TASK TO COMPLETE
Find every line with the word "genitus". Copy those lines.

Data extracted from a collection
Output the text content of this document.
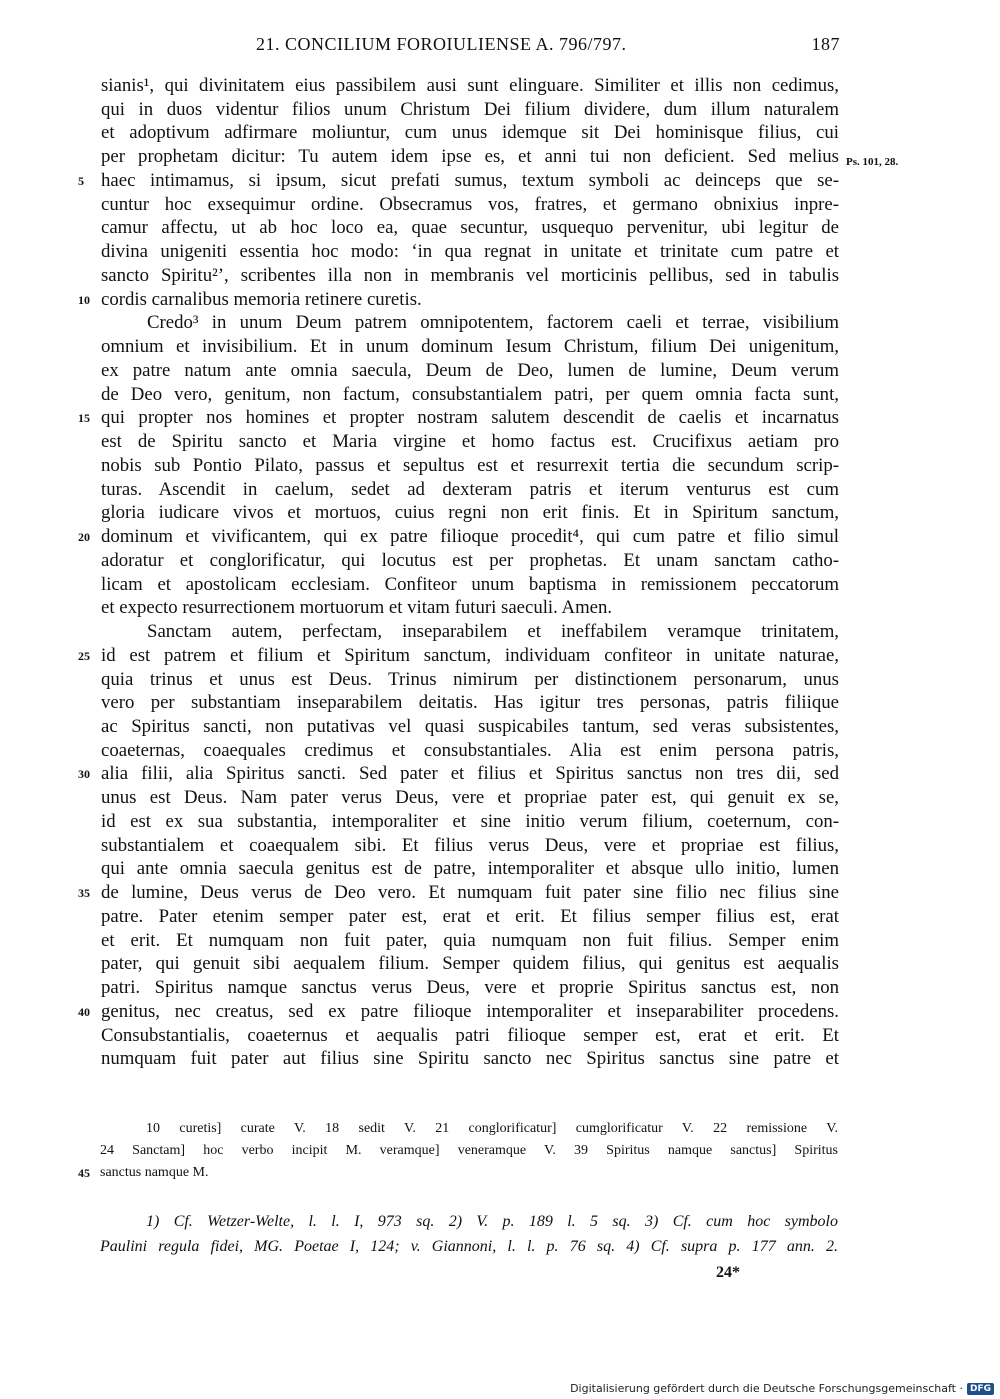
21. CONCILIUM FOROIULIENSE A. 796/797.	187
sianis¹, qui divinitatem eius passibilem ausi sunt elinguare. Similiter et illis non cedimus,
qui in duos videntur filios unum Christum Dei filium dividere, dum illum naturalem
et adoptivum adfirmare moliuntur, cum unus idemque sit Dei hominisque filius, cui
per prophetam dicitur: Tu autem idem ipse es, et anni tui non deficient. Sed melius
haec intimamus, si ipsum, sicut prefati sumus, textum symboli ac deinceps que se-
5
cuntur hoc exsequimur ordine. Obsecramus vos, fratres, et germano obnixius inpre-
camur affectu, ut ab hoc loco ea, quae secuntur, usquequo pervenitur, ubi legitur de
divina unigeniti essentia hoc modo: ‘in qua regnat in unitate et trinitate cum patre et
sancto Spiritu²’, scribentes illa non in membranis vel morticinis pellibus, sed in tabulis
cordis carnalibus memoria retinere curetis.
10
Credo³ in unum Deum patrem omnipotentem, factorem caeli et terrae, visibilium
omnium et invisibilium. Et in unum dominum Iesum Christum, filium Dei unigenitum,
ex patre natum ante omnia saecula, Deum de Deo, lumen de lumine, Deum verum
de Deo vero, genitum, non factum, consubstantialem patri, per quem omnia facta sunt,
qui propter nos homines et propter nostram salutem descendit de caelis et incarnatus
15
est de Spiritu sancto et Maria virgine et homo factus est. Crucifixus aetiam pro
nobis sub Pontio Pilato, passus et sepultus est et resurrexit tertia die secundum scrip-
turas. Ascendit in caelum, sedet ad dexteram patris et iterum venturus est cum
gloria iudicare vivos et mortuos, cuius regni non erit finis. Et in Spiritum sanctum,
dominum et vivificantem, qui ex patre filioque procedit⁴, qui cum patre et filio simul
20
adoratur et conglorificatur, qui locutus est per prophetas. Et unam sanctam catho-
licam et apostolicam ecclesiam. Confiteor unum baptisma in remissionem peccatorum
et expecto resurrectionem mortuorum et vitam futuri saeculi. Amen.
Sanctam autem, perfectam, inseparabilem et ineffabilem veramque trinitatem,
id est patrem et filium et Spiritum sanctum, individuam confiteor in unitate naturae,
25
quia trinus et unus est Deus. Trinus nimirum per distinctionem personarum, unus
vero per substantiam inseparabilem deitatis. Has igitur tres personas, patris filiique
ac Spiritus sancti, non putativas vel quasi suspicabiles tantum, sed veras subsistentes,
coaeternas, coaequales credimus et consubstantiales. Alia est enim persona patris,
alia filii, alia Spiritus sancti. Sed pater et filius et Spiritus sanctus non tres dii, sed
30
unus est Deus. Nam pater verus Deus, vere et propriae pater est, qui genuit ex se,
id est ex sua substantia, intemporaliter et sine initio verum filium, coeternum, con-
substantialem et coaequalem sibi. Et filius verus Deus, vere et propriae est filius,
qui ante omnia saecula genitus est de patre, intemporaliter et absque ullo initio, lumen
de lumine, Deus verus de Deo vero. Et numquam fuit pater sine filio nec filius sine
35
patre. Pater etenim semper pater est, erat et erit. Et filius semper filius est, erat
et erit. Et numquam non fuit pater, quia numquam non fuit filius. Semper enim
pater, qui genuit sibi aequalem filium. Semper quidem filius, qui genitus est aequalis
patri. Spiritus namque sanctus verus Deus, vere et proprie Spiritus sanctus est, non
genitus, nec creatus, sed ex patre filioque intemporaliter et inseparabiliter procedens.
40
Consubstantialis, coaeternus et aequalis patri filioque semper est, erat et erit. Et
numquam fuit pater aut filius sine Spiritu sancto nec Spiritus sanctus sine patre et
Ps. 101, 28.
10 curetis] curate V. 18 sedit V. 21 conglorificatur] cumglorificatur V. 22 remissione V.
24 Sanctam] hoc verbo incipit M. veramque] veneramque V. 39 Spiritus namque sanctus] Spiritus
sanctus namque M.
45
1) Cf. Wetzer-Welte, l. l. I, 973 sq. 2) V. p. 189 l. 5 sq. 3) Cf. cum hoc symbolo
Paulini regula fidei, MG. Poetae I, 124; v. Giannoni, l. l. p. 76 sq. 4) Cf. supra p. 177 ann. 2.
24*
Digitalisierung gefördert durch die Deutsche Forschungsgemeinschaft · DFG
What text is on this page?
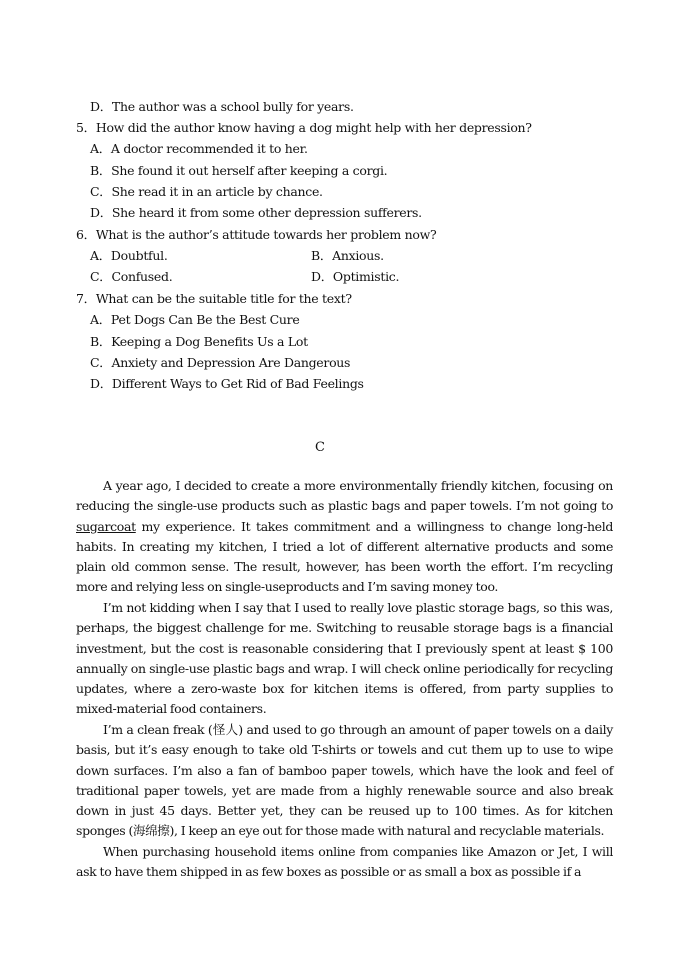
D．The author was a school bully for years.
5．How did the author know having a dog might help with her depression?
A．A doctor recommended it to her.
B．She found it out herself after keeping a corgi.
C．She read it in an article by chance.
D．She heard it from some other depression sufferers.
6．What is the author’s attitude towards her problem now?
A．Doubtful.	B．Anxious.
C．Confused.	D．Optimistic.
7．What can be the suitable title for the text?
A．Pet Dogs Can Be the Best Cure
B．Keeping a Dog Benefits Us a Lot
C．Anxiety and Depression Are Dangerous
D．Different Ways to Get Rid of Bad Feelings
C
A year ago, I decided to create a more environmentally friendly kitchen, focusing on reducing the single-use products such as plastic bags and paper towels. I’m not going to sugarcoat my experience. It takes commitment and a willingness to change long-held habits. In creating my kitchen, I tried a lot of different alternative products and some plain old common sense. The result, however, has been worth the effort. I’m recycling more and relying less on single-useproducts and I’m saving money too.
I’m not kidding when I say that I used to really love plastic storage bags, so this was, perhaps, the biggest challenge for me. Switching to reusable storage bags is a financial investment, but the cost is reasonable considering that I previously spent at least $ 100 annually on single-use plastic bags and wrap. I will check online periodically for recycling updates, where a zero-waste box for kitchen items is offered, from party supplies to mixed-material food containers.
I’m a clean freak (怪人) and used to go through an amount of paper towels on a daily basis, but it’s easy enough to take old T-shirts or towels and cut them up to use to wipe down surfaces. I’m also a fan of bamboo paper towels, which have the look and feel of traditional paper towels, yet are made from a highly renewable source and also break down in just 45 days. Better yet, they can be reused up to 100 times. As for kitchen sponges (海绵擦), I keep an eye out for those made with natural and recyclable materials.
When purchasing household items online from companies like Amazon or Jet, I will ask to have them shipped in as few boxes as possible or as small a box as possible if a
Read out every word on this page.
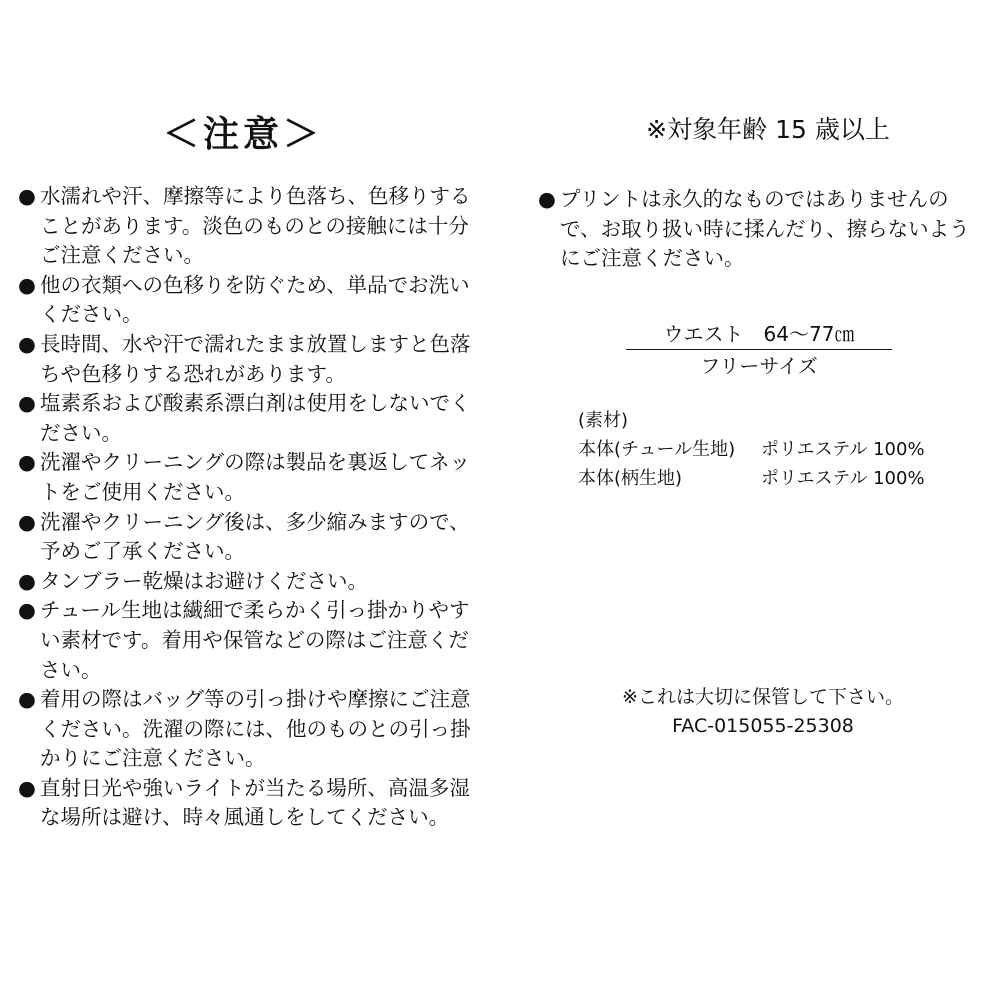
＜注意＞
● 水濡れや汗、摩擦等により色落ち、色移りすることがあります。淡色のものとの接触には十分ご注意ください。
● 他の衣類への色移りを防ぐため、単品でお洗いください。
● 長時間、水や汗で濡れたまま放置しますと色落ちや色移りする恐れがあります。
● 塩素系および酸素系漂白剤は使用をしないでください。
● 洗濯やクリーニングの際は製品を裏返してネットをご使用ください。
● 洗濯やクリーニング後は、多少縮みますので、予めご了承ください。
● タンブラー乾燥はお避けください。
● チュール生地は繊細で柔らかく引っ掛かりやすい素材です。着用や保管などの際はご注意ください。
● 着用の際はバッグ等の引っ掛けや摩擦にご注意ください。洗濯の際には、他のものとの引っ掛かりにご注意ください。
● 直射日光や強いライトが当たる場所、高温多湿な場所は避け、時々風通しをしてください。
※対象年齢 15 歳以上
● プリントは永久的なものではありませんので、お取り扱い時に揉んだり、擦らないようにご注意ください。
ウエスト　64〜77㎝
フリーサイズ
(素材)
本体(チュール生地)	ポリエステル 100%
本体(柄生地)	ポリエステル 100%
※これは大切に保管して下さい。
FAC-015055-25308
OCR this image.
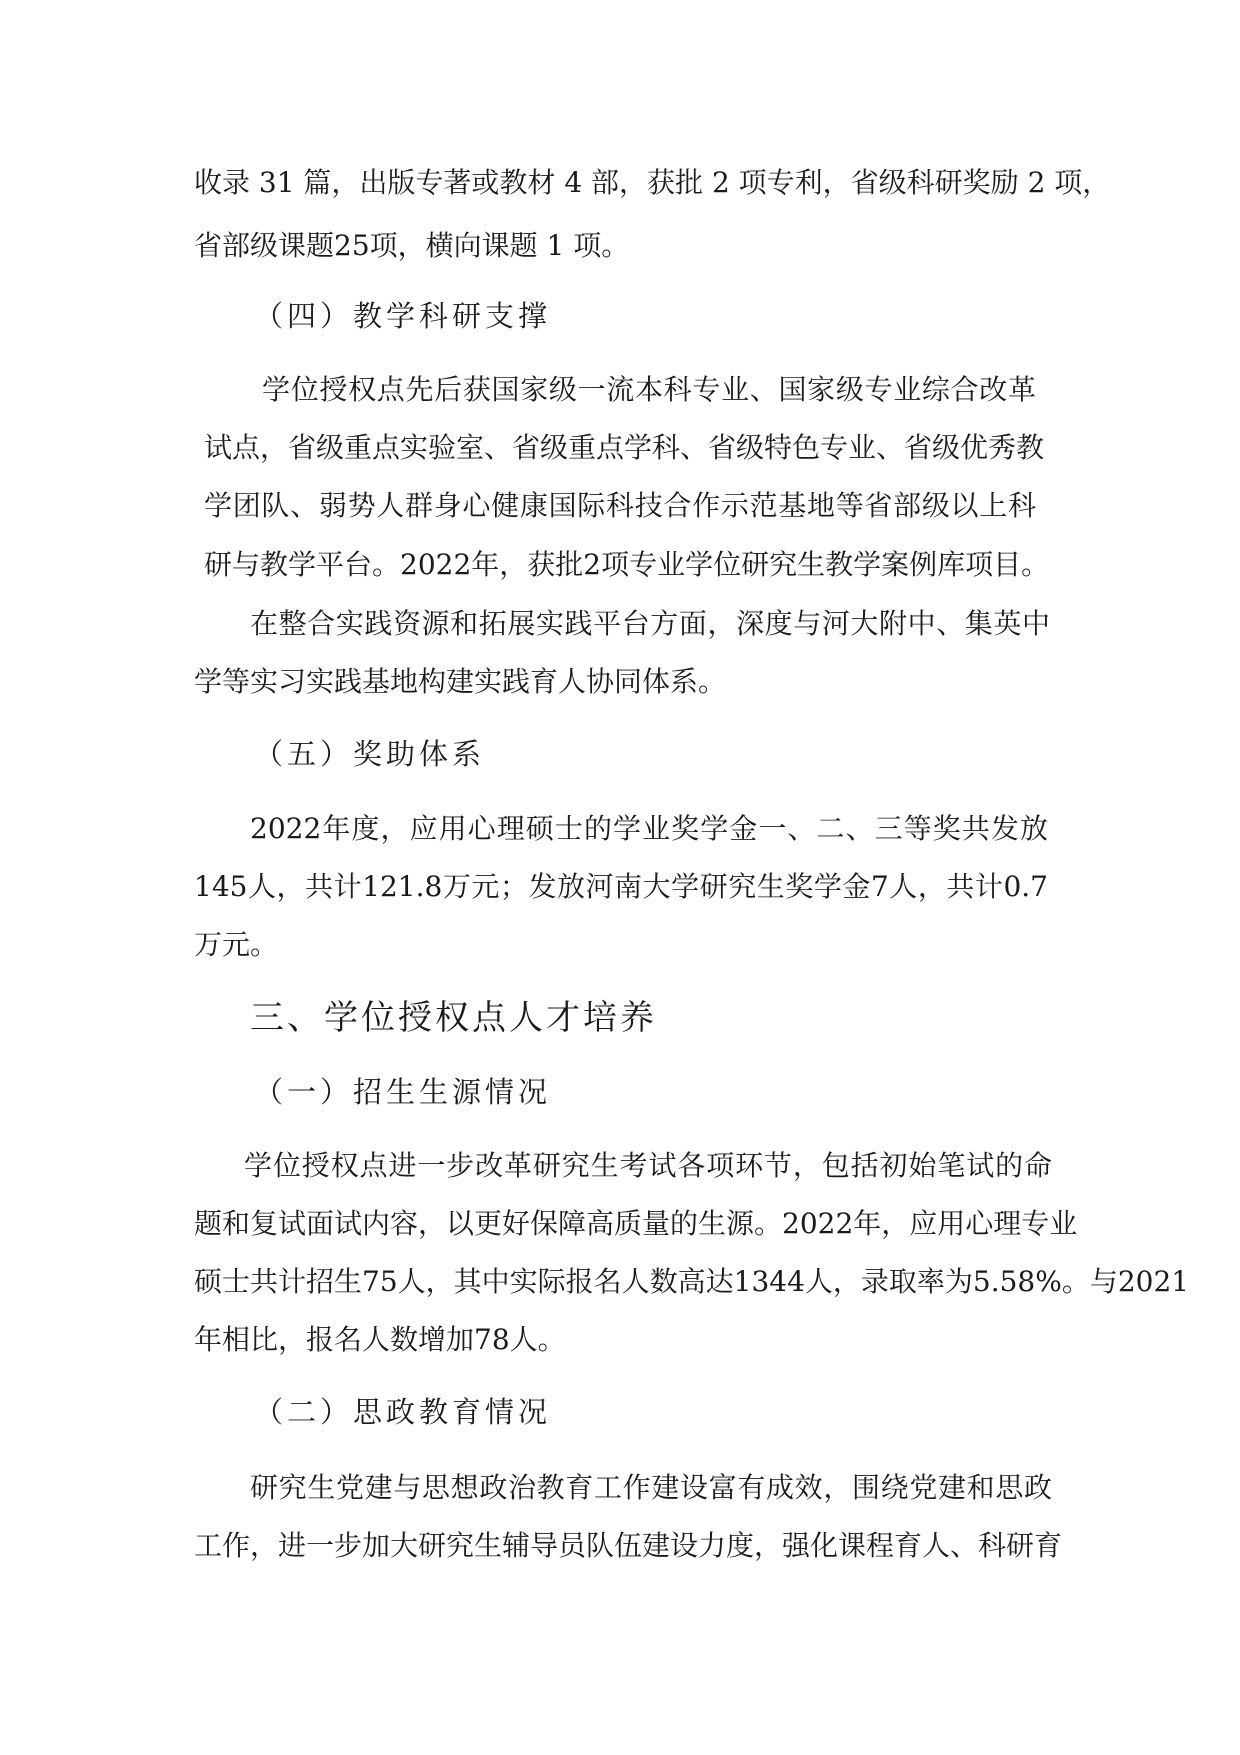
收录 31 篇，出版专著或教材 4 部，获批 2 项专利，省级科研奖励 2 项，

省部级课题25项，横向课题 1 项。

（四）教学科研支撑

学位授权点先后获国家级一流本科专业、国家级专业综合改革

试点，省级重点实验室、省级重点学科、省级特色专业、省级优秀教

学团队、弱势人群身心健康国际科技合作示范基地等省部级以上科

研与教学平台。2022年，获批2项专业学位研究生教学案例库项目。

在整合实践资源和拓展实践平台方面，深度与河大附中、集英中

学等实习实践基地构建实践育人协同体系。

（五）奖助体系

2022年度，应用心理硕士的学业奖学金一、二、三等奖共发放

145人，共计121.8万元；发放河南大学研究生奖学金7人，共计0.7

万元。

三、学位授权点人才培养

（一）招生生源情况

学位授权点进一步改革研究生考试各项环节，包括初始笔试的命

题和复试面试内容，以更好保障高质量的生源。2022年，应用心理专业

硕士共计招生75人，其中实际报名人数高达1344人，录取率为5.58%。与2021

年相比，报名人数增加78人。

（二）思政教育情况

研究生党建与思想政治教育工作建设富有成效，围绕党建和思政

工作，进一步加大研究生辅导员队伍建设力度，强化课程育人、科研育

ANSWER TO THIS TASK
qui ante omnia saecula genitus est de patre, intemporaliter et absque ullo initio, lumen
pater, qui genuit sibi aequalem filium. Semper quidem filius, qui genitus est aequalis
genitus, nec creatus, sed ex patre filioque intemporaliter et inseparabiliter procedens.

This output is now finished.